Saved entries
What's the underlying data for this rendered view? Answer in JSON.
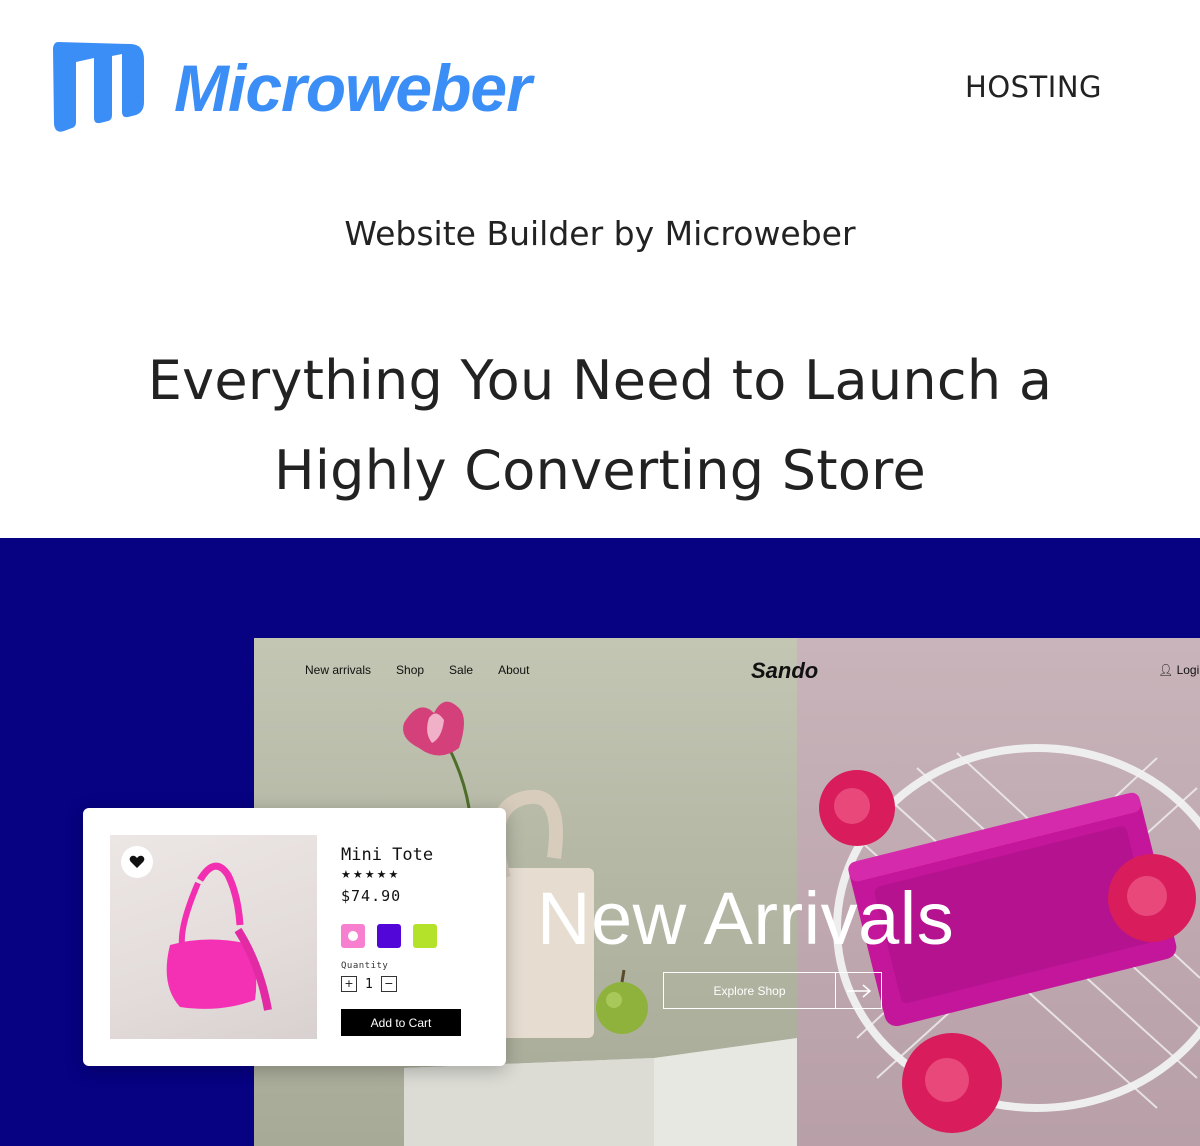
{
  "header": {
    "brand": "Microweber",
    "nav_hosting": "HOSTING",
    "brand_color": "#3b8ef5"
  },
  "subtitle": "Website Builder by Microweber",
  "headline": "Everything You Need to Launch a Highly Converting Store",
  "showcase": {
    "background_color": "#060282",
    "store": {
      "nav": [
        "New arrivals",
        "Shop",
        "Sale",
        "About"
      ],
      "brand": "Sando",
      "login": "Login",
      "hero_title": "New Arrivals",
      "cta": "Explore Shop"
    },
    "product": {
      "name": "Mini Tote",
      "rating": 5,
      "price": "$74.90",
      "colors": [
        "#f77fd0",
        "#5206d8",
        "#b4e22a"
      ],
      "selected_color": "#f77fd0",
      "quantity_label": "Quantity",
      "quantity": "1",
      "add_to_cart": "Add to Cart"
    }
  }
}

• Objective: Within the listing above, find every line containing the string "Microweber" and return it.

• Output below:
    "brand": "Microweber",
  "subtitle": "Website Builder by Microweber",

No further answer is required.